## Exercise requirements
Search the data for the string "Klosestraße" and gather each line it is in.

## Dataset records
════════════════
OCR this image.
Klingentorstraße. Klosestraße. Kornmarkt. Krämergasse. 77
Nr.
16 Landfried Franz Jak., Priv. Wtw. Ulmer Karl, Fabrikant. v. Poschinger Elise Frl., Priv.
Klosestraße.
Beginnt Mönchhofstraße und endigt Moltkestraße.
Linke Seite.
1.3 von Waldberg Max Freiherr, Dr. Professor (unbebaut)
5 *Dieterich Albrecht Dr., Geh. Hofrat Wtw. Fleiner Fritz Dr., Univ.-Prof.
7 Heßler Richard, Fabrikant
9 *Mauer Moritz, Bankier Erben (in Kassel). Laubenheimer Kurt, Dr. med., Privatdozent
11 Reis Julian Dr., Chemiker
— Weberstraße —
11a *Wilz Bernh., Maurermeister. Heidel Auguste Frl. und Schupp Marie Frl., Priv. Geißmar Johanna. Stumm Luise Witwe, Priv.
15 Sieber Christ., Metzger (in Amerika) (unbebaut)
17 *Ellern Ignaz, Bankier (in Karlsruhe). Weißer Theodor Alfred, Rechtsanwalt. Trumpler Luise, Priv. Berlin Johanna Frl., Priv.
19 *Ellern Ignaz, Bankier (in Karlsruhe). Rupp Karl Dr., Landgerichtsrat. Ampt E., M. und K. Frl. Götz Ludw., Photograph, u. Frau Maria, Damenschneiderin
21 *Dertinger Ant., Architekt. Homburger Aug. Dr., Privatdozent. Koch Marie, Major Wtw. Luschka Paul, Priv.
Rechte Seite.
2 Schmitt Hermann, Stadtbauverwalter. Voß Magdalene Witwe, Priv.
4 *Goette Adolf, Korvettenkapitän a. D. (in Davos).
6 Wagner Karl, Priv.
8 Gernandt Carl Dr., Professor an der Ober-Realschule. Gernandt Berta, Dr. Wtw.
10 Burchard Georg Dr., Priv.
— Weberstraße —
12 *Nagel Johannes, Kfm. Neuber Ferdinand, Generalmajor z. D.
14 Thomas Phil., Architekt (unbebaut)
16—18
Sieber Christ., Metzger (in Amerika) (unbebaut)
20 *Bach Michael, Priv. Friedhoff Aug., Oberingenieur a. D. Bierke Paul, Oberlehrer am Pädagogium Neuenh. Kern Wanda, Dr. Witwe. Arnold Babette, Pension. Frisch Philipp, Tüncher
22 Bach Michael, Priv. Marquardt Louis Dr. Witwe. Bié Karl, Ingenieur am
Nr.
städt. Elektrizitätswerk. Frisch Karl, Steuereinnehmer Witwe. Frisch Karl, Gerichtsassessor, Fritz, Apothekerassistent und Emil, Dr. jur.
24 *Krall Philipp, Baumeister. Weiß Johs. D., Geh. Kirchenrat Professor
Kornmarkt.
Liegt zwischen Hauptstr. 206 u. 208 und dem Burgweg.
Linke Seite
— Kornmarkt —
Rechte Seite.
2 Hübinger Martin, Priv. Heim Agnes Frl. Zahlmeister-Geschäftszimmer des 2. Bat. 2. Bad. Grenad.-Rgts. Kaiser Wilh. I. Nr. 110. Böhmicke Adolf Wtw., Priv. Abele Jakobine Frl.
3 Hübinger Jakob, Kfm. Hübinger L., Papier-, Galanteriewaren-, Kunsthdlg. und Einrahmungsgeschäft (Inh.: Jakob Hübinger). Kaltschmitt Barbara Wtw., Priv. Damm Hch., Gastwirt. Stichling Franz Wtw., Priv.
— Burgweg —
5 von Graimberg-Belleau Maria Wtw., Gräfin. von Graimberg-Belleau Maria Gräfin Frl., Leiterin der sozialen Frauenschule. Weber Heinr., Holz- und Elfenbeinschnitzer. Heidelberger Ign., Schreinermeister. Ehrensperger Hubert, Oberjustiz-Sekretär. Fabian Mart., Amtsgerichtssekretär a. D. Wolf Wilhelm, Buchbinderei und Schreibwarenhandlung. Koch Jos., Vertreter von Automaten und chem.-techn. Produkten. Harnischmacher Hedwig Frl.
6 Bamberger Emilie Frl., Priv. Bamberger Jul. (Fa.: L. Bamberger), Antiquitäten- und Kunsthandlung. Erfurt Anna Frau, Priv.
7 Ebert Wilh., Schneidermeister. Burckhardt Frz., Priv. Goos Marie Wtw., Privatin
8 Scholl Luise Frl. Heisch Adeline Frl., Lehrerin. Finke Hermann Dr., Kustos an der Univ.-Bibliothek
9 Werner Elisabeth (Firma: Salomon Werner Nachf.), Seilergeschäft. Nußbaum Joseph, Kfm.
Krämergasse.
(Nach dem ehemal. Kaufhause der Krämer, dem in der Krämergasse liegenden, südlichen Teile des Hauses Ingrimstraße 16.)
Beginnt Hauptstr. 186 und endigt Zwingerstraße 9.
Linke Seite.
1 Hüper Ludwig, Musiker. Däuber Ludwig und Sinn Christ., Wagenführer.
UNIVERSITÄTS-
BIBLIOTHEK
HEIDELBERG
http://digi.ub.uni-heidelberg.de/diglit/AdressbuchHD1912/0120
════════════════
## Problem solution
Klingentorstraße. Klosestraße. Kornmarkt. Krämergasse. 77
Klosestraße.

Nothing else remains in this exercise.